▶ [Short task]:
Copy every line from the data below in which the string "grid" can be found.

* begin Stored rows *

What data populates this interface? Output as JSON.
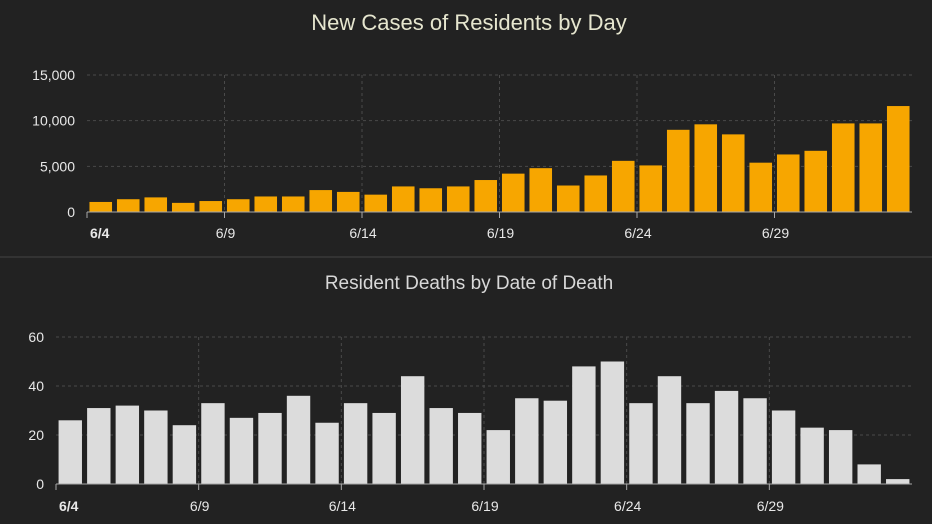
{
  "colors": {
    "background": "#222222",
    "grid": "#4a4a4a",
    "axis": "#a8a8a8",
    "tick_text": "#e8e8e8",
    "title_text": "#e6e6cf",
    "subtitle_text": "#d8d8d8",
    "cases_bar": "#f7a600",
    "deaths_bar": "#dcdcdc",
    "separator": "#444444"
  },
  "chart_data": [
    {
      "id": "cases",
      "type": "bar",
      "title": "New Cases of Residents by Day",
      "xlabel": "",
      "ylabel": "",
      "ylim": [
        0,
        15000
      ],
      "yticks": [
        0,
        5000,
        10000,
        15000
      ],
      "ytick_labels": [
        "0",
        "5,000",
        "10,000",
        "15,000"
      ],
      "grid": true,
      "categories": [
        "6/4",
        "6/5",
        "6/6",
        "6/7",
        "6/8",
        "6/9",
        "6/10",
        "6/11",
        "6/12",
        "6/13",
        "6/14",
        "6/15",
        "6/16",
        "6/17",
        "6/18",
        "6/19",
        "6/20",
        "6/21",
        "6/22",
        "6/23",
        "6/24",
        "6/25",
        "6/26",
        "6/27",
        "6/28",
        "6/29",
        "6/30",
        "7/1",
        "7/2",
        "7/3"
      ],
      "tick_labels": [
        {
          "index": 0,
          "label": "6/4",
          "bold": true
        },
        {
          "index": 5,
          "label": "6/9",
          "bold": false
        },
        {
          "index": 10,
          "label": "6/14",
          "bold": false
        },
        {
          "index": 15,
          "label": "6/19",
          "bold": false
        },
        {
          "index": 20,
          "label": "6/24",
          "bold": false
        },
        {
          "index": 25,
          "label": "6/29",
          "bold": false
        }
      ],
      "values": [
        1100,
        1400,
        1600,
        1000,
        1200,
        1400,
        1700,
        1700,
        2400,
        2200,
        1900,
        2800,
        2600,
        2800,
        3500,
        4200,
        4800,
        2900,
        4000,
        5600,
        5100,
        9000,
        9600,
        8500,
        5400,
        6300,
        6700,
        9700,
        9700,
        11600
      ]
    },
    {
      "id": "deaths",
      "type": "bar",
      "title": "Resident Deaths by Date of Death",
      "xlabel": "",
      "ylabel": "",
      "ylim": [
        0,
        60
      ],
      "yticks": [
        0,
        20,
        40,
        60
      ],
      "ytick_labels": [
        "0",
        "20",
        "40",
        "60"
      ],
      "grid": true,
      "categories": [
        "6/4",
        "6/5",
        "6/6",
        "6/7",
        "6/8",
        "6/9",
        "6/10",
        "6/11",
        "6/12",
        "6/13",
        "6/14",
        "6/15",
        "6/16",
        "6/17",
        "6/18",
        "6/19",
        "6/20",
        "6/21",
        "6/22",
        "6/23",
        "6/24",
        "6/25",
        "6/26",
        "6/27",
        "6/28",
        "6/29",
        "6/30",
        "7/1",
        "7/2",
        "7/3"
      ],
      "tick_labels": [
        {
          "index": 0,
          "label": "6/4",
          "bold": true
        },
        {
          "index": 5,
          "label": "6/9",
          "bold": false
        },
        {
          "index": 10,
          "label": "6/14",
          "bold": false
        },
        {
          "index": 15,
          "label": "6/19",
          "bold": false
        },
        {
          "index": 20,
          "label": "6/24",
          "bold": false
        },
        {
          "index": 25,
          "label": "6/29",
          "bold": false
        }
      ],
      "values": [
        26,
        31,
        32,
        30,
        24,
        33,
        27,
        29,
        36,
        25,
        33,
        29,
        44,
        31,
        29,
        22,
        35,
        34,
        48,
        50,
        33,
        44,
        33,
        38,
        35,
        30,
        23,
        22,
        8,
        2
      ]
    }
  ]
}
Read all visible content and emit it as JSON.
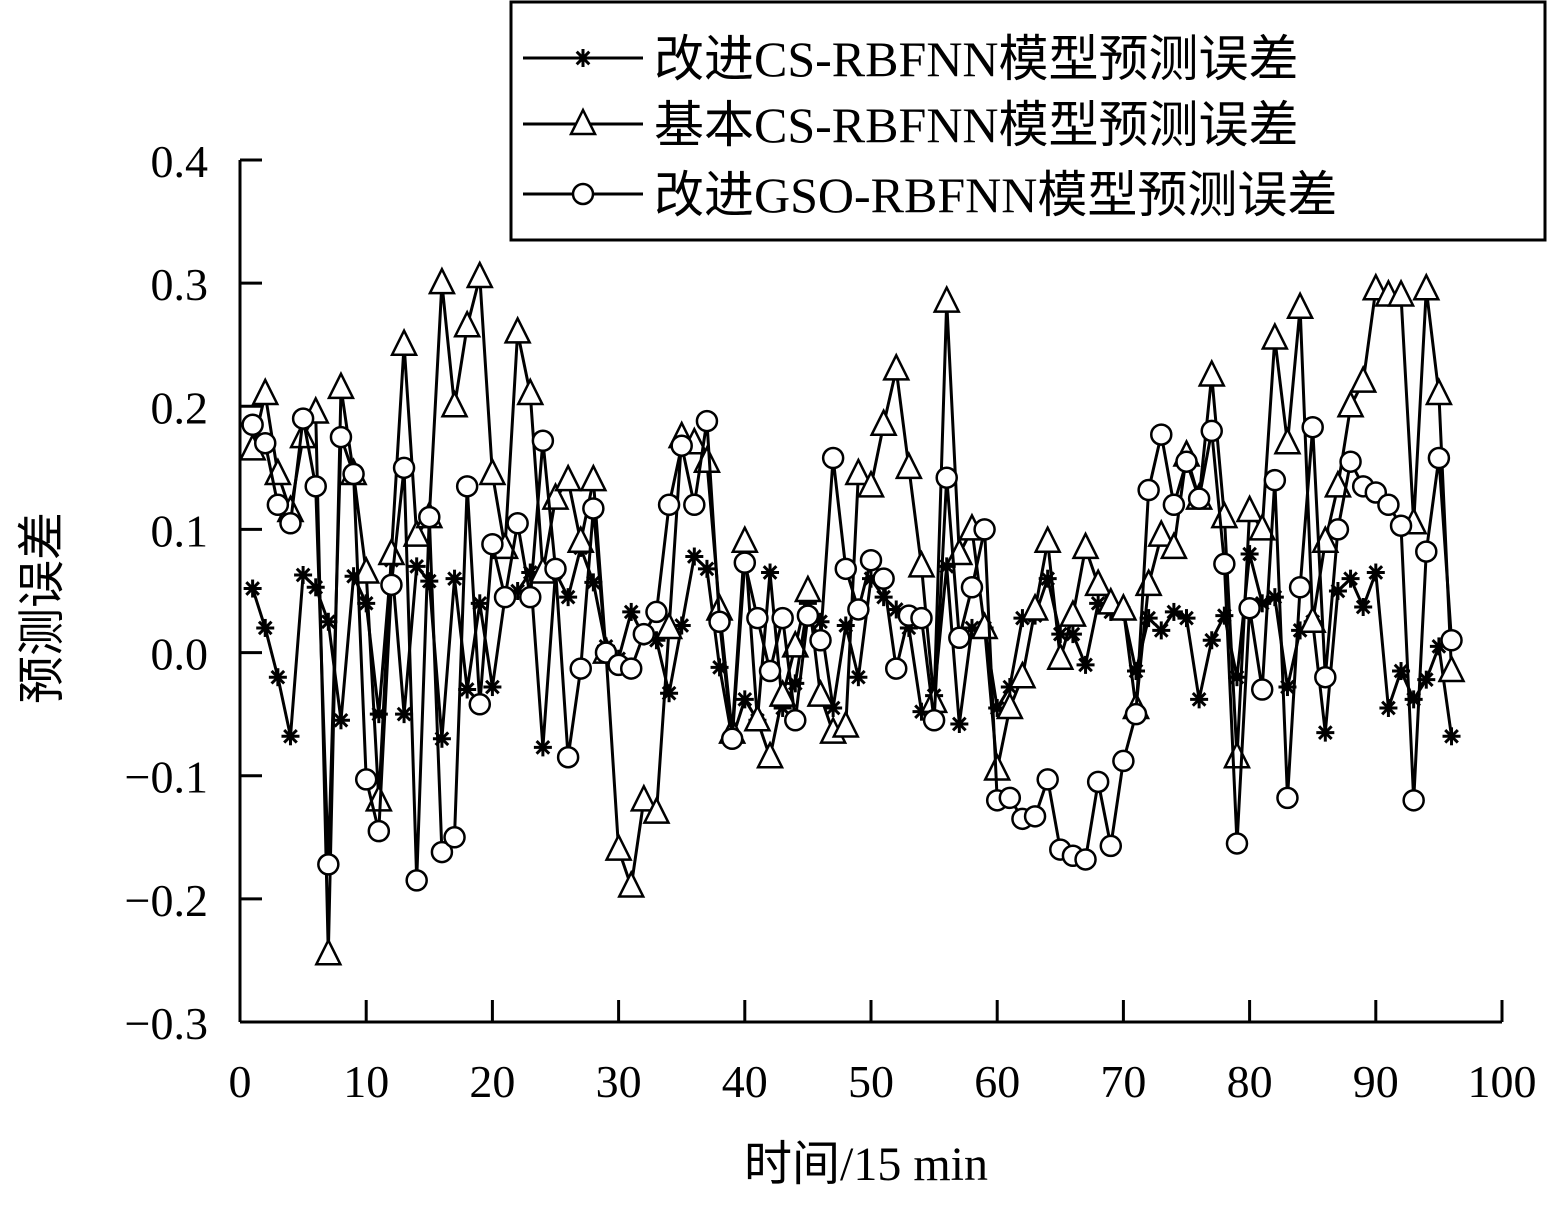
{
  "chart_data": {
    "type": "line",
    "title": "",
    "xlabel": "时间/15 min",
    "ylabel": "预测误差",
    "xlim": [
      0,
      100
    ],
    "ylim": [
      -0.3,
      0.4
    ],
    "x_ticks": [
      0,
      10,
      20,
      30,
      40,
      50,
      60,
      70,
      80,
      90,
      100
    ],
    "x_tick_labels": [
      "0",
      "10",
      "20",
      "30",
      "40",
      "50",
      "60",
      "70",
      "80",
      "90",
      "100"
    ],
    "y_ticks": [
      -0.3,
      -0.2,
      -0.1,
      0.0,
      0.1,
      0.2,
      0.3,
      0.4
    ],
    "y_tick_labels": [
      "−0.3",
      "−0.2",
      "−0.1",
      "0.0",
      "0.1",
      "0.2",
      "0.3",
      "0.4"
    ],
    "grid": false,
    "legend_position": "top-right",
    "colors": {
      "line": "#000000",
      "background": "#ffffff"
    },
    "x": [
      1,
      2,
      3,
      4,
      5,
      6,
      7,
      8,
      9,
      10,
      11,
      12,
      13,
      14,
      15,
      16,
      17,
      18,
      19,
      20,
      21,
      22,
      23,
      24,
      25,
      26,
      27,
      28,
      29,
      30,
      31,
      32,
      33,
      34,
      35,
      36,
      37,
      38,
      39,
      40,
      41,
      42,
      43,
      44,
      45,
      46,
      47,
      48,
      49,
      50,
      51,
      52,
      53,
      54,
      55,
      56,
      57,
      58,
      59,
      60,
      61,
      62,
      63,
      64,
      65,
      66,
      67,
      68,
      69,
      70,
      71,
      72,
      73,
      74,
      75,
      76,
      77,
      78,
      79,
      80,
      81,
      82,
      83,
      84,
      85,
      86,
      87,
      88,
      89,
      90,
      91,
      92,
      93,
      94,
      95,
      96
    ],
    "series": [
      {
        "name": "改进CS-RBFNN模型预测误差",
        "marker": "star",
        "values": [
          0.052,
          0.02,
          -0.02,
          -0.068,
          0.063,
          0.053,
          0.025,
          -0.055,
          0.062,
          0.04,
          -0.05,
          0.075,
          -0.05,
          0.07,
          0.058,
          -0.07,
          0.06,
          -0.03,
          0.04,
          -0.028,
          0.045,
          0.05,
          0.065,
          -0.077,
          0.065,
          0.045,
          0.085,
          0.057,
          0.005,
          -0.005,
          0.033,
          0.013,
          0.01,
          -0.033,
          0.022,
          0.078,
          0.068,
          -0.012,
          -0.07,
          -0.038,
          -0.055,
          0.065,
          -0.045,
          -0.025,
          0.04,
          0.025,
          -0.045,
          0.022,
          -0.02,
          0.06,
          0.045,
          0.035,
          0.02,
          -0.048,
          -0.035,
          0.07,
          -0.058,
          0.02,
          0.02,
          -0.045,
          -0.028,
          0.028,
          0.03,
          0.06,
          0.015,
          0.015,
          -0.01,
          0.04,
          0.033,
          0.033,
          -0.015,
          0.028,
          0.018,
          0.033,
          0.028,
          -0.038,
          0.01,
          0.03,
          -0.02,
          0.08,
          0.04,
          0.045,
          -0.028,
          0.018,
          0.025,
          -0.065,
          0.05,
          0.06,
          0.037,
          0.065,
          -0.045,
          -0.015,
          -0.038,
          -0.022,
          0.005,
          -0.068
        ]
      },
      {
        "name": "基本CS-RBFNN模型预测误差",
        "marker": "triangle",
        "values": [
          0.165,
          0.21,
          0.145,
          0.115,
          0.175,
          0.195,
          -0.245,
          0.215,
          0.145,
          0.065,
          -0.12,
          0.08,
          0.25,
          0.095,
          0.11,
          0.3,
          0.2,
          0.265,
          0.305,
          0.145,
          0.085,
          0.26,
          0.21,
          0.065,
          0.125,
          0.14,
          0.09,
          0.14,
          0.0,
          -0.16,
          -0.19,
          -0.12,
          -0.13,
          0.02,
          0.175,
          0.17,
          0.155,
          0.035,
          -0.065,
          0.09,
          -0.055,
          -0.085,
          -0.035,
          0.005,
          0.05,
          -0.035,
          -0.065,
          -0.06,
          0.145,
          0.135,
          0.185,
          0.23,
          0.15,
          0.07,
          -0.04,
          0.285,
          0.08,
          0.1,
          0.02,
          -0.095,
          -0.045,
          -0.02,
          0.035,
          0.09,
          -0.005,
          0.03,
          0.085,
          0.055,
          0.04,
          0.035,
          -0.045,
          0.055,
          0.095,
          0.085,
          0.16,
          0.125,
          0.225,
          0.11,
          -0.085,
          0.115,
          0.1,
          0.255,
          0.17,
          0.28,
          0.025,
          0.09,
          0.135,
          0.2,
          0.22,
          0.295,
          0.29,
          0.29,
          0.105,
          0.295,
          0.21,
          -0.015
        ]
      },
      {
        "name": "改进GSO-RBFNN模型预测误差",
        "marker": "circle",
        "values": [
          0.185,
          0.17,
          0.12,
          0.105,
          0.19,
          0.135,
          -0.172,
          0.175,
          0.145,
          -0.103,
          -0.145,
          0.055,
          0.15,
          -0.185,
          0.11,
          -0.162,
          -0.15,
          0.135,
          -0.042,
          0.088,
          0.045,
          0.105,
          0.045,
          0.172,
          0.068,
          -0.085,
          -0.013,
          0.117,
          0.0,
          -0.01,
          -0.013,
          0.015,
          0.033,
          0.12,
          0.168,
          0.12,
          0.188,
          0.025,
          -0.07,
          0.073,
          0.028,
          -0.015,
          0.028,
          -0.055,
          0.03,
          0.01,
          0.158,
          0.068,
          0.035,
          0.075,
          0.06,
          -0.013,
          0.03,
          0.028,
          -0.055,
          0.142,
          0.012,
          0.053,
          0.1,
          -0.12,
          -0.118,
          -0.135,
          -0.133,
          -0.103,
          -0.16,
          -0.165,
          -0.168,
          -0.105,
          -0.157,
          -0.088,
          -0.05,
          0.132,
          0.177,
          0.12,
          0.155,
          0.125,
          0.18,
          0.072,
          -0.155,
          0.036,
          -0.03,
          0.14,
          -0.118,
          0.053,
          0.183,
          -0.02,
          0.1,
          0.155,
          0.135,
          0.13,
          0.12,
          0.103,
          -0.12,
          0.082,
          0.158,
          0.01
        ]
      }
    ]
  }
}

* end Stored rows *

▶ [Correct output]:
    "grid": "#4a4a4a",
      "grid": true,
      "grid": true,
    "grid": false,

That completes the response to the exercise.